··· Task data

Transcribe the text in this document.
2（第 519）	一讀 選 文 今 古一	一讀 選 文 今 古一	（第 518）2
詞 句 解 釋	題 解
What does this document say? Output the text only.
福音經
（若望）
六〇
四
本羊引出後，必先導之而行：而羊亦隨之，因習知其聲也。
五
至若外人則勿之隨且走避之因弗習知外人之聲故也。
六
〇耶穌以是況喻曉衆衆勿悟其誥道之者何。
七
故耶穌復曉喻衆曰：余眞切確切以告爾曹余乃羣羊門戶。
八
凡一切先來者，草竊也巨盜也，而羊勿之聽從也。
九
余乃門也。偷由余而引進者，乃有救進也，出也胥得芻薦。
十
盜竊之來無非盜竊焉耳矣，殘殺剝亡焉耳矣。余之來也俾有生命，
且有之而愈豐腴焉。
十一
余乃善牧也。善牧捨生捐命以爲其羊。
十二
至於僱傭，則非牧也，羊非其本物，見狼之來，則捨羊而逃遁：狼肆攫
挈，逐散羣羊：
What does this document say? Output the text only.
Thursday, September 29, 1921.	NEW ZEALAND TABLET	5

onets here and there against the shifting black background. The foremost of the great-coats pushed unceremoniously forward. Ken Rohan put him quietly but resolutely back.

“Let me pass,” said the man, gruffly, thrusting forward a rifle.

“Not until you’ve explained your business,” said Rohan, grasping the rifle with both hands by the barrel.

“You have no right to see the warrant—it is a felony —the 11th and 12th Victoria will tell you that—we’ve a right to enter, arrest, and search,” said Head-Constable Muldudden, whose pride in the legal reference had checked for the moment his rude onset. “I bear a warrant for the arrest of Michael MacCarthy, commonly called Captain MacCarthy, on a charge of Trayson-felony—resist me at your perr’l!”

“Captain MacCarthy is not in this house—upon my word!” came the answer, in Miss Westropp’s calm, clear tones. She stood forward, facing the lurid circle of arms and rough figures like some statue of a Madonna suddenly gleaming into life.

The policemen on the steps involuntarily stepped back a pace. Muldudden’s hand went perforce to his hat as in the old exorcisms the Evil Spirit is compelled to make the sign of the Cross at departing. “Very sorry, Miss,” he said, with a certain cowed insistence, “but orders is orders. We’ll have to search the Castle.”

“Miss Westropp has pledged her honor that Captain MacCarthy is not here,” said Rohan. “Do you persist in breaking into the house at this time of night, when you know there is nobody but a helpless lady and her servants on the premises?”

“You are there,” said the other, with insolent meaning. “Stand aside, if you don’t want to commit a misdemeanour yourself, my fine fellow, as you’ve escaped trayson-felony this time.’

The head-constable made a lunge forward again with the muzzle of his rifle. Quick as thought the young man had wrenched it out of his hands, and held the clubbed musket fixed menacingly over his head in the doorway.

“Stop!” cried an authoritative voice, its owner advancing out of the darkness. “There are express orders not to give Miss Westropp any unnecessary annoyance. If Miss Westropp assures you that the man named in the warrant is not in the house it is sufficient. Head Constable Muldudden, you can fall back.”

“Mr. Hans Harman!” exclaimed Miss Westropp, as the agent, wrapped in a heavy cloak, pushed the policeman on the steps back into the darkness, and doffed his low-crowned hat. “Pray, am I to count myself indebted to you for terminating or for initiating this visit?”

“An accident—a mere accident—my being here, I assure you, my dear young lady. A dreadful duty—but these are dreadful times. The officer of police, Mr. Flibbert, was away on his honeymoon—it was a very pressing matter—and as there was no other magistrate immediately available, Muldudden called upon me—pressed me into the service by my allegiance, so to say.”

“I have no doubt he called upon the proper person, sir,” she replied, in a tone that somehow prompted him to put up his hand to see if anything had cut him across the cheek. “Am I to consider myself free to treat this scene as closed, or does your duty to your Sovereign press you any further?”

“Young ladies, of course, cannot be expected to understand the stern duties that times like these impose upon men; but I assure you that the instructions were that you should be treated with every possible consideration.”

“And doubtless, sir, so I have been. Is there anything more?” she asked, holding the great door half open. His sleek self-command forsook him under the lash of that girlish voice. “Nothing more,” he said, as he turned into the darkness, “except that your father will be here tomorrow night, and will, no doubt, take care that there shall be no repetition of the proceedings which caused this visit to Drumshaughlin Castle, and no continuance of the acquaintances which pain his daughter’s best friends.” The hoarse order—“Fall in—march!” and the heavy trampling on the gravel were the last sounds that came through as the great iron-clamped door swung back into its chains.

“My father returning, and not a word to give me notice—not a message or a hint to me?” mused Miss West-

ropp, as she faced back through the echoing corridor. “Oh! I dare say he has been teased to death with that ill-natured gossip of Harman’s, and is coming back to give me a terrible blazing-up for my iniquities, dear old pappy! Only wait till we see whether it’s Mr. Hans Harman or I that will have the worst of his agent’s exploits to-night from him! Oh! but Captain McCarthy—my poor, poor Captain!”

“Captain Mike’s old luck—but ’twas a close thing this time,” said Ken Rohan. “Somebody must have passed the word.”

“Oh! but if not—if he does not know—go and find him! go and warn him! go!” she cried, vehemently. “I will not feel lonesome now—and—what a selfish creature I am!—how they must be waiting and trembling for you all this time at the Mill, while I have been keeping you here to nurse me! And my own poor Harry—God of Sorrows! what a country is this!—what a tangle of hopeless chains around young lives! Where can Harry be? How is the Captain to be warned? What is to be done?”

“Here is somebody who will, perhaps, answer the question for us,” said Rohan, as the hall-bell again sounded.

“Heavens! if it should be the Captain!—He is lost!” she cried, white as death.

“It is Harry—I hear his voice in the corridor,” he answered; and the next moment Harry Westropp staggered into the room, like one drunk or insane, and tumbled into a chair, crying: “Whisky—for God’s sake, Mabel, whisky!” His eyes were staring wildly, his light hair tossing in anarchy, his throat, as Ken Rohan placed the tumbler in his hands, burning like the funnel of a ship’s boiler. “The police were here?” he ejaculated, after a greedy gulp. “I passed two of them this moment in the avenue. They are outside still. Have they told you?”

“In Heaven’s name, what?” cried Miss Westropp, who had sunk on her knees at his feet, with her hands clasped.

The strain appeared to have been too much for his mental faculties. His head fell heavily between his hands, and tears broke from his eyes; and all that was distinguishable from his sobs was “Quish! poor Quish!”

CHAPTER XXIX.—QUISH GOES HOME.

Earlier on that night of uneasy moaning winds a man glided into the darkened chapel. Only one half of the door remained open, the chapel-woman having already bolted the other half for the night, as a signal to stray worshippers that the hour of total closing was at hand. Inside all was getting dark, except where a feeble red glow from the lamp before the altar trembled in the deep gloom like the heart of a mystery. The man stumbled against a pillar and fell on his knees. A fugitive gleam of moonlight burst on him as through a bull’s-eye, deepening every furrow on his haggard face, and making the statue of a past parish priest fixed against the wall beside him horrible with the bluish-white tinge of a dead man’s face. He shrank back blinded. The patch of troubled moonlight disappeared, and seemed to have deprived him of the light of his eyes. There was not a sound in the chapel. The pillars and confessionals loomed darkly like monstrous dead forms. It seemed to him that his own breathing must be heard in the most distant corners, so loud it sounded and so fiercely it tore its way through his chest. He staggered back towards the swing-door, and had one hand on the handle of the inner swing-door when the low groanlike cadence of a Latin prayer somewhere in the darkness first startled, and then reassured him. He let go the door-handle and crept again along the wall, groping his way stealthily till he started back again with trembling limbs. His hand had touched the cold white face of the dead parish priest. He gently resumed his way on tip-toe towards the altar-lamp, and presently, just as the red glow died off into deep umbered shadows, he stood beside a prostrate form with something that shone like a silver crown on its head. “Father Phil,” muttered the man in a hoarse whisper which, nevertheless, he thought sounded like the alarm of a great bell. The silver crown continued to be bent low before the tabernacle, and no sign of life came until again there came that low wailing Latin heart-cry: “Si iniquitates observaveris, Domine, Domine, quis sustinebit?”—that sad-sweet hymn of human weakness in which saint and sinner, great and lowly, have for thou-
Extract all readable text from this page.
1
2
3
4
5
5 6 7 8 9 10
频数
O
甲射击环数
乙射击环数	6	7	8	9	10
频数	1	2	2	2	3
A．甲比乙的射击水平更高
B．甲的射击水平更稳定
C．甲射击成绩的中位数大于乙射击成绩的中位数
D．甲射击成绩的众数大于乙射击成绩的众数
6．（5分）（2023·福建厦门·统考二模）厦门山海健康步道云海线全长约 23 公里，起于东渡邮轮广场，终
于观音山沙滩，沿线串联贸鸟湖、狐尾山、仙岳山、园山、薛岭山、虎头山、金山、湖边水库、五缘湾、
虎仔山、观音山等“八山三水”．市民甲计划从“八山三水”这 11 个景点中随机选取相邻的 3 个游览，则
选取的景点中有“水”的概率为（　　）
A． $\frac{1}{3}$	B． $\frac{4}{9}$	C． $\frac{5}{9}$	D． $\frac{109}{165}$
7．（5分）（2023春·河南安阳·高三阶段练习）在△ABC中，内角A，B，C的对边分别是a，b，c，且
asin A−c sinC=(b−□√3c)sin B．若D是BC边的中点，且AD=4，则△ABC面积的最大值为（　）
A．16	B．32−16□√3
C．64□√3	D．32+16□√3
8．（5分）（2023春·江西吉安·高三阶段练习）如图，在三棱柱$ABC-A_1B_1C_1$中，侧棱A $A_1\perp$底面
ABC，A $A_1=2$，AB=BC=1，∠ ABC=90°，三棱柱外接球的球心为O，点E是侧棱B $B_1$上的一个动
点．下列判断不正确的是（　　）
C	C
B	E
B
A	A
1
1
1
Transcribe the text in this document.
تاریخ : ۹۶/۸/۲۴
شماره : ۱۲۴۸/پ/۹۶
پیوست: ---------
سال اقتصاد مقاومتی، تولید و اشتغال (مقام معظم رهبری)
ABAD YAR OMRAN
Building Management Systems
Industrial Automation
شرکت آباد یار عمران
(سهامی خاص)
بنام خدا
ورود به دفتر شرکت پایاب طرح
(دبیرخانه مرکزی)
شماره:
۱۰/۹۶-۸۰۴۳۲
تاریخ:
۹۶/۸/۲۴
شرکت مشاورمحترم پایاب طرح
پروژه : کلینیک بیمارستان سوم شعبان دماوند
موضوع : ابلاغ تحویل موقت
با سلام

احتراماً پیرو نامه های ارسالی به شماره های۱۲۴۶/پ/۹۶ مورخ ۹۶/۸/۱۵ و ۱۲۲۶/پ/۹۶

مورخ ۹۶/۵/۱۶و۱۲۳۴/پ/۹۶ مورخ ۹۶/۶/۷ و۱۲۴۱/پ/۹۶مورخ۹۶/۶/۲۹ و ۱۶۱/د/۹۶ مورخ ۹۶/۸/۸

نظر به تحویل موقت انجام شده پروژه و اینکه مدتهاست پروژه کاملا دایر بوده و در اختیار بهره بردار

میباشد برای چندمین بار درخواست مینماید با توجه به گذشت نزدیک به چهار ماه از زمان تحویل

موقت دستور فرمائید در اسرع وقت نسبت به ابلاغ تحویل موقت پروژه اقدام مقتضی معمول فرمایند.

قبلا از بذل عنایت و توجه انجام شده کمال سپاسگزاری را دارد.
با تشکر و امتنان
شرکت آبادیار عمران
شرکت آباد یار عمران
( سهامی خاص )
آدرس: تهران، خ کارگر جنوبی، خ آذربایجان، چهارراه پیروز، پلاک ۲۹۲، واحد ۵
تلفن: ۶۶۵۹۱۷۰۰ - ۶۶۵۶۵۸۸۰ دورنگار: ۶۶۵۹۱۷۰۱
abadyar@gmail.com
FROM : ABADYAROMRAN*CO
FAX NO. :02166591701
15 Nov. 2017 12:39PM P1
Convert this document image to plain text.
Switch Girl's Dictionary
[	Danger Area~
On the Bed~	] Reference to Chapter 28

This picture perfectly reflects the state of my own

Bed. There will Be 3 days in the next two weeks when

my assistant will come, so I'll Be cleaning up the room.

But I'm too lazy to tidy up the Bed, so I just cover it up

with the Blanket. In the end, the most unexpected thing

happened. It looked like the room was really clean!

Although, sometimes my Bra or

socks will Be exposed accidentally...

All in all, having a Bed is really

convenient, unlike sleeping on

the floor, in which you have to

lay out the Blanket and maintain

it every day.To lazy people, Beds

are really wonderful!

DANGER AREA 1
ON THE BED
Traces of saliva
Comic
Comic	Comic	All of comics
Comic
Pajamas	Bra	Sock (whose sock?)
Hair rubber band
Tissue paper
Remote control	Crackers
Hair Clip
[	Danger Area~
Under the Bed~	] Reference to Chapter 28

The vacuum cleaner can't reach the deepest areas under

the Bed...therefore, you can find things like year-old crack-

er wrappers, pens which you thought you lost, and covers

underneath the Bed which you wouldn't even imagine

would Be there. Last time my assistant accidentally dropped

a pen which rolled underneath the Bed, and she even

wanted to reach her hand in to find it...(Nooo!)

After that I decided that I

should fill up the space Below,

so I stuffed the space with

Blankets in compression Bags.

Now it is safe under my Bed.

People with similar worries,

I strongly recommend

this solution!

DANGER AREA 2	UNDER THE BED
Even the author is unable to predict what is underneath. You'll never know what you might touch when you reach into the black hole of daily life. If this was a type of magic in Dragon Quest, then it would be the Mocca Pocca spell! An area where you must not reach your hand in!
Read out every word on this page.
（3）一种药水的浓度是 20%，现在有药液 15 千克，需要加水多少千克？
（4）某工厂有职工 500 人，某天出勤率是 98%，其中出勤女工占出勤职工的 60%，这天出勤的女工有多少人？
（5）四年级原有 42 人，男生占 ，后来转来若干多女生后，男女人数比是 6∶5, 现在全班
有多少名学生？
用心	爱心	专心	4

······

_What you will do_: Check the data for the word "pushed" and pull out the lines that have it.

_Exercise response_:
onets here and there against the shifting black background. The foremost of the great-coats pushed unceremoniously forward. Ken Rohan put him quietly but resolutely back.
“Mr. Hans Harman!” exclaimed Miss Westropp, as the agent, wrapped in a heavy cloak, pushed the policeman on the steps back into the darkness, and doffed his low-crowned hat. “Pray, am I to count myself indebted to you for terminating or for initiating this visit?”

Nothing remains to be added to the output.